» DATA EXCERPTS
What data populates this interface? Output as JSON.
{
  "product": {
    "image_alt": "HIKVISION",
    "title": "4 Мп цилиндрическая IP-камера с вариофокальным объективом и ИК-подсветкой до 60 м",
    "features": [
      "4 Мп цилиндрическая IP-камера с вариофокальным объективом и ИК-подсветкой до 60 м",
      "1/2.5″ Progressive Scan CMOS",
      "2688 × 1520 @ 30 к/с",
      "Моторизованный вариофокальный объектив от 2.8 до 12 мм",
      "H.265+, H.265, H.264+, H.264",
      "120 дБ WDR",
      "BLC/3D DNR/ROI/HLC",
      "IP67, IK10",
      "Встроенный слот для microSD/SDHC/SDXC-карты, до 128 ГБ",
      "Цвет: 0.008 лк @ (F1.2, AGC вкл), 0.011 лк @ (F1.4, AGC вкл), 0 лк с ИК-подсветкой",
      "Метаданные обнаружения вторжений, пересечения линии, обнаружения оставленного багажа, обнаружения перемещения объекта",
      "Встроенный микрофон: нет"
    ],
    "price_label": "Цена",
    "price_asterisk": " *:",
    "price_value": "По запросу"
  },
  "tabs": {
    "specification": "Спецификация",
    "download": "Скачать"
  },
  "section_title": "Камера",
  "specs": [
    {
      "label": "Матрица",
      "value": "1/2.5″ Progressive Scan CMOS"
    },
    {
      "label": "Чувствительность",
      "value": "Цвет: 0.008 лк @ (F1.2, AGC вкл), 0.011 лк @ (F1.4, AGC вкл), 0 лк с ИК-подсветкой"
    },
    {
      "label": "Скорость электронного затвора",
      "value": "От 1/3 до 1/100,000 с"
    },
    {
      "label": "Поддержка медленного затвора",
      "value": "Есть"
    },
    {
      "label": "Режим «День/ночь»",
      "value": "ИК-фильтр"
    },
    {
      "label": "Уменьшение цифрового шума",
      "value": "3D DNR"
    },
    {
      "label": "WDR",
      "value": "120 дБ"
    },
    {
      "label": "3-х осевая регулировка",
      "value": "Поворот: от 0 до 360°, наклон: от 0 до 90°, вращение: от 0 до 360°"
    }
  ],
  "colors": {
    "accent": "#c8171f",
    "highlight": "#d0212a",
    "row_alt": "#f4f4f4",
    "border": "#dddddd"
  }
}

» YOUR INSTRUCTIONS
Extract all of the data above without altering anything.

» ANSWER TO THIS EXERCISE
What data populates this interface? Output as JSON.
{
  "product": {
    "image_alt": "HIKVISION",
    "title": "4 Мп цилиндрическая IP-камера с вариофокальным объективом и ИК-подсветкой до 60 м",
    "features": [
      "4 Мп цилиндрическая IP-камера с вариофокальным объективом и ИК-подсветкой до 60 м",
      "1/2.5″ Progressive Scan CMOS",
      "2688 × 1520 @ 30 к/с",
      "Моторизованный вариофокальный объектив от 2.8 до 12 мм",
      "H.265+, H.265, H.264+, H.264",
      "120 дБ WDR",
      "BLC/3D DNR/ROI/HLC",
      "IP67, IK10",
      "Встроенный слот для microSD/SDHC/SDXC-карты, до 128 ГБ",
      "Цвет: 0.008 лк @ (F1.2, AGC вкл), 0.011 лк @ (F1.4, AGC вкл), 0 лк с ИК-подсветкой",
      "Метаданные обнаружения вторжений, пересечения линии, обнаружения оставленного багажа, обнаружения перемещения объекта",
      "Встроенный микрофон: нет"
    ],
    "price_label": "Цена",
    "price_asterisk": " *:",
    "price_value": "По запросу"
  },
  "tabs": {
    "specification": "Спецификация",
    "download": "Скачать"
  },
  "section_title": "Камера",
  "specs": [
    {
      "label": "Матрица",
      "value": "1/2.5″ Progressive Scan CMOS"
    },
    {
      "label": "Чувствительность",
      "value": "Цвет: 0.008 лк @ (F1.2, AGC вкл), 0.011 лк @ (F1.4, AGC вкл), 0 лк с ИК-подсветкой"
    },
    {
      "label": "Скорость электронного затвора",
      "value": "От 1/3 до 1/100,000 с"
    },
    {
      "label": "Поддержка медленного затвора",
      "value": "Есть"
    },
    {
      "label": "Режим «День/ночь»",
      "value": "ИК-фильтр"
    },
    {
      "label": "Уменьшение цифрового шума",
      "value": "3D DNR"
    },
    {
      "label": "WDR",
      "value": "120 дБ"
    },
    {
      "label": "3-х осевая регулировка",
      "value": "Поворот: от 0 до 360°, наклон: от 0 до 90°, вращение: от 0 до 360°"
    }
  ],
  "colors": {
    "accent": "#c8171f",
    "highlight": "#d0212a",
    "row_alt": "#f4f4f4",
    "border": "#dddddd"
  }
}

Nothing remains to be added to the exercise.